- What is needed:
Reproduce the entries below in full, word for word.
## Start Listed records
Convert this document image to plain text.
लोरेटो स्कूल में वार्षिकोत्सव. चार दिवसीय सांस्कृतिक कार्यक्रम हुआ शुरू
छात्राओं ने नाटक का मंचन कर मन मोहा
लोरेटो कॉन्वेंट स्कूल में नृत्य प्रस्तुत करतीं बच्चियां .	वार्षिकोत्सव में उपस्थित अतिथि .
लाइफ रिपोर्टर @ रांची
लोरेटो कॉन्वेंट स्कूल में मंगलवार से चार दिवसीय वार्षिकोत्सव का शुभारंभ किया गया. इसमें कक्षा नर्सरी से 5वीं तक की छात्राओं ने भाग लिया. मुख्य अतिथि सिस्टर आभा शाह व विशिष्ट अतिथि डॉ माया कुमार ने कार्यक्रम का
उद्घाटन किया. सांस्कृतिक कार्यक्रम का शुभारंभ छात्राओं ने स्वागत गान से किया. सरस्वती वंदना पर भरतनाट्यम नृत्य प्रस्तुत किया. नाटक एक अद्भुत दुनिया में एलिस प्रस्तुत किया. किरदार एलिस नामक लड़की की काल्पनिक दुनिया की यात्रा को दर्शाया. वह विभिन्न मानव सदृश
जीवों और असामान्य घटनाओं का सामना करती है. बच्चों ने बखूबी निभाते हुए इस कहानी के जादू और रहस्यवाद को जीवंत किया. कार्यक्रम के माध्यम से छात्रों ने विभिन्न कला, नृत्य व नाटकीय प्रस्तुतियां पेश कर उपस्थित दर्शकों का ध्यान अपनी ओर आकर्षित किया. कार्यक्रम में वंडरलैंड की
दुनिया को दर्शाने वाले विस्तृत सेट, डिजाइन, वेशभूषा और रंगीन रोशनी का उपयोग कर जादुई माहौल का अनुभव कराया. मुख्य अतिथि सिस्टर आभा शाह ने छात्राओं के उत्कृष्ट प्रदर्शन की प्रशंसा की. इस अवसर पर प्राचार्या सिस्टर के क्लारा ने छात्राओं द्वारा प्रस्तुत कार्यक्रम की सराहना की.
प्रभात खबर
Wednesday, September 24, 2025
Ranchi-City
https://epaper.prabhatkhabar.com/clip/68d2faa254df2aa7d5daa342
## End Listed records
- Answer to this problem:
Convert this document image to plain text.
लोरेटो स्कूल में वार्षिकोत्सव. चार दिवसीय सांस्कृतिक कार्यक्रम हुआ शुरू
छात्राओं ने नाटक का मंचन कर मन मोहा
लोरेटो कॉन्वेंट स्कूल में नृत्य प्रस्तुत करतीं बच्चियां .	वार्षिकोत्सव में उपस्थित अतिथि .
लाइफ रिपोर्टर @ रांची
लोरेटो कॉन्वेंट स्कूल में मंगलवार से चार दिवसीय वार्षिकोत्सव का शुभारंभ किया गया. इसमें कक्षा नर्सरी से 5वीं तक की छात्राओं ने भाग लिया. मुख्य अतिथि सिस्टर आभा शाह व विशिष्ट अतिथि डॉ माया कुमार ने कार्यक्रम का
उद्घाटन किया. सांस्कृतिक कार्यक्रम का शुभारंभ छात्राओं ने स्वागत गान से किया. सरस्वती वंदना पर भरतनाट्यम नृत्य प्रस्तुत किया. नाटक एक अद्भुत दुनिया में एलिस प्रस्तुत किया. किरदार एलिस नामक लड़की की काल्पनिक दुनिया की यात्रा को दर्शाया. वह विभिन्न मानव सदृश
जीवों और असामान्य घटनाओं का सामना करती है. बच्चों ने बखूबी निभाते हुए इस कहानी के जादू और रहस्यवाद को जीवंत किया. कार्यक्रम के माध्यम से छात्रों ने विभिन्न कला, नृत्य व नाटकीय प्रस्तुतियां पेश कर उपस्थित दर्शकों का ध्यान अपनी ओर आकर्षित किया. कार्यक्रम में वंडरलैंड की
दुनिया को दर्शाने वाले विस्तृत सेट, डिजाइन, वेशभूषा और रंगीन रोशनी का उपयोग कर जादुई माहौल का अनुभव कराया. मुख्य अतिथि सिस्टर आभा शाह ने छात्राओं के उत्कृष्ट प्रदर्शन की प्रशंसा की. इस अवसर पर प्राचार्या सिस्टर के क्लारा ने छात्राओं द्वारा प्रस्तुत कार्यक्रम की सराहना की.
प्रभात खबर
Wednesday, September 24, 2025
Ranchi-City
https://epaper.prabhatkhabar.com/clip/68d2faa254df2aa7d5daa342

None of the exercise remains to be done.